* START Dataset entries *

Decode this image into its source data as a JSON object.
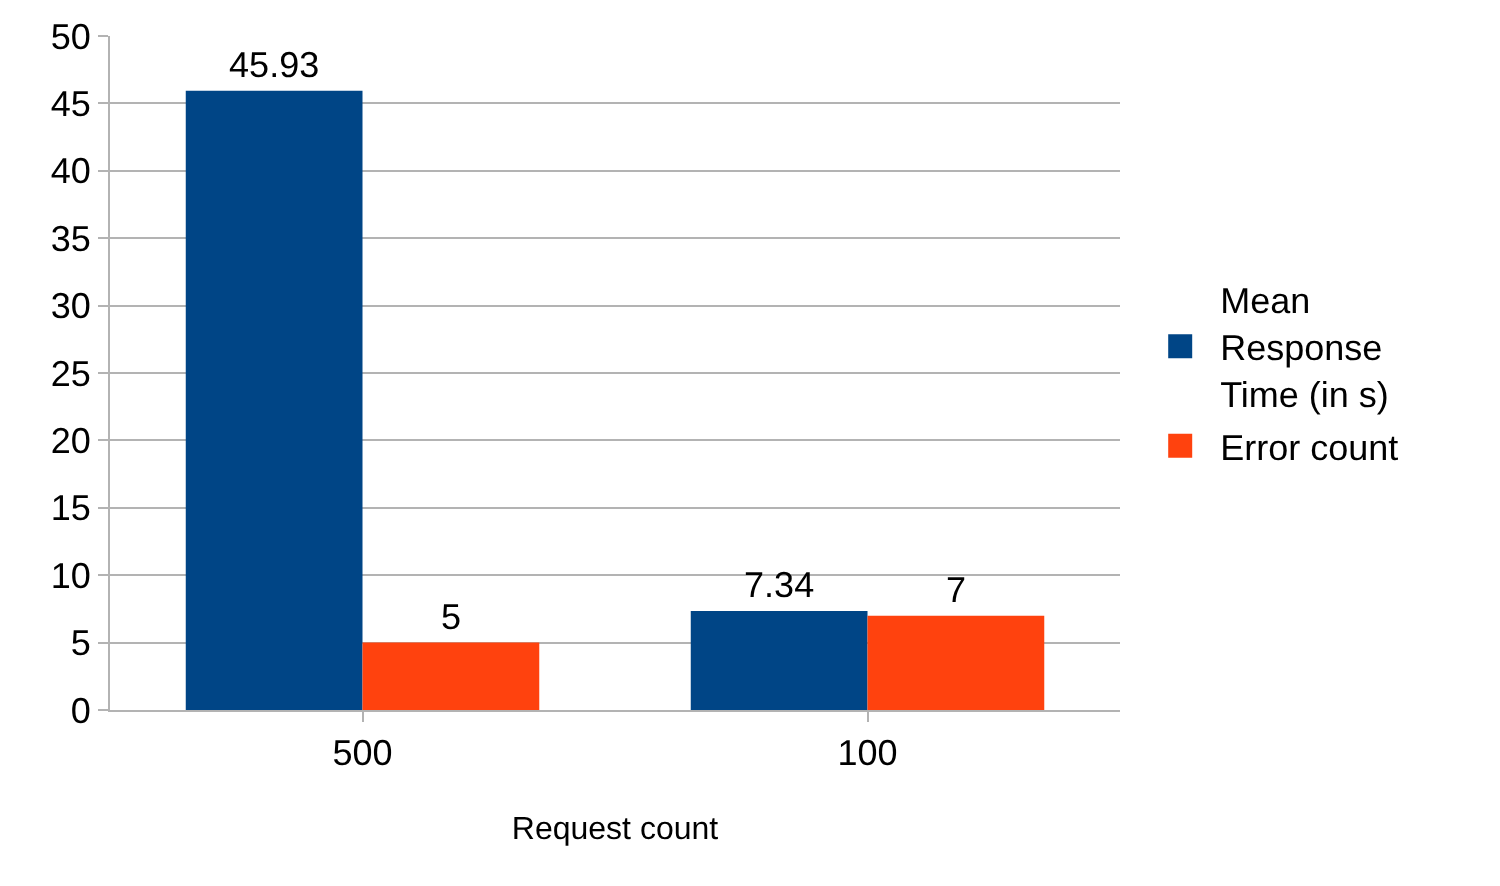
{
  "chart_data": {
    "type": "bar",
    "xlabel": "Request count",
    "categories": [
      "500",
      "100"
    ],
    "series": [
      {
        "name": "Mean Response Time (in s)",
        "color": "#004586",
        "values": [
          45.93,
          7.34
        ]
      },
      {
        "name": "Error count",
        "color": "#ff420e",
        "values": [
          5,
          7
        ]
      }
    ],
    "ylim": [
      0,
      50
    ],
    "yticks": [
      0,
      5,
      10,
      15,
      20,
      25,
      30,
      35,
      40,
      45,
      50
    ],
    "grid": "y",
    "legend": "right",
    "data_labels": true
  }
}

* END Dataset entries *

## Work instructions
Reproduce the full material exactly, excluding the pictures.

## Solution to the exercise
Decode this image into its source data as a JSON object.
{
  "chart_data": {
    "type": "bar",
    "xlabel": "Request count",
    "categories": [
      "500",
      "100"
    ],
    "series": [
      {
        "name": "Mean Response Time (in s)",
        "color": "#004586",
        "values": [
          45.93,
          7.34
        ]
      },
      {
        "name": "Error count",
        "color": "#ff420e",
        "values": [
          5,
          7
        ]
      }
    ],
    "ylim": [
      0,
      50
    ],
    "yticks": [
      0,
      5,
      10,
      15,
      20,
      25,
      30,
      35,
      40,
      45,
      50
    ],
    "grid": "y",
    "legend": "right",
    "data_labels": true
  }
}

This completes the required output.